Instruction :: Scan the material that follows. Copy every line containing the word "Floor".

>> START Dataset rows

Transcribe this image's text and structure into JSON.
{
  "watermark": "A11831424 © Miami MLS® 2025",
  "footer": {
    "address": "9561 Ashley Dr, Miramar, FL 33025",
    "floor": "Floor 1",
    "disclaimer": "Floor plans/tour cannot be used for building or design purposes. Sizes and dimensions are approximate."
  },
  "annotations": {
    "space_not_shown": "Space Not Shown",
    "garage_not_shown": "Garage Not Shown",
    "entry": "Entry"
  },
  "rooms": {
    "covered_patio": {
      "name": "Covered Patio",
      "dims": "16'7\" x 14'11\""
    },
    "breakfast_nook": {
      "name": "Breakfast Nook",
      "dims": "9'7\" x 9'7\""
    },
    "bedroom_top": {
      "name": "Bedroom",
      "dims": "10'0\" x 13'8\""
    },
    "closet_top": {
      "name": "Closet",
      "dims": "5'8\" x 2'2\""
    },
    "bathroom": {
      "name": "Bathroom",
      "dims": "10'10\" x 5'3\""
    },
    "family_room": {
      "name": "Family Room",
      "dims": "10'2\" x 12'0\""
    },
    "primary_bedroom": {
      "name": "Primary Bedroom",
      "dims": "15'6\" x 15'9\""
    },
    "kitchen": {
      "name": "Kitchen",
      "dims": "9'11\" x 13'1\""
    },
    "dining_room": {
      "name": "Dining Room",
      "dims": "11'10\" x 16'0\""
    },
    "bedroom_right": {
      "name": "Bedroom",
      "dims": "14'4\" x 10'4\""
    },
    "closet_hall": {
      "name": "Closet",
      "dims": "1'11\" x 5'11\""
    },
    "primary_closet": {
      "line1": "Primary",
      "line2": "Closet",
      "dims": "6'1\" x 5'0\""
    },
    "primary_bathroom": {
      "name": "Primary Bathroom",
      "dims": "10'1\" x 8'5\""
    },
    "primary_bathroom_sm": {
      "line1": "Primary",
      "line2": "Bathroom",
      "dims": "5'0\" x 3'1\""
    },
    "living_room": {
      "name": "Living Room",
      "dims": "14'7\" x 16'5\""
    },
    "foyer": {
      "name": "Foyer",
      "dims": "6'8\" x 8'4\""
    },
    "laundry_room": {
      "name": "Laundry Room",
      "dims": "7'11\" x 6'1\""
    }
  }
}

>> END Dataset rows

Answer to this task ::
    "floor": "Floor 1",
    "disclaimer": "Floor plans/tour cannot be used for building or design purposes. Sizes and dimensions are approximate."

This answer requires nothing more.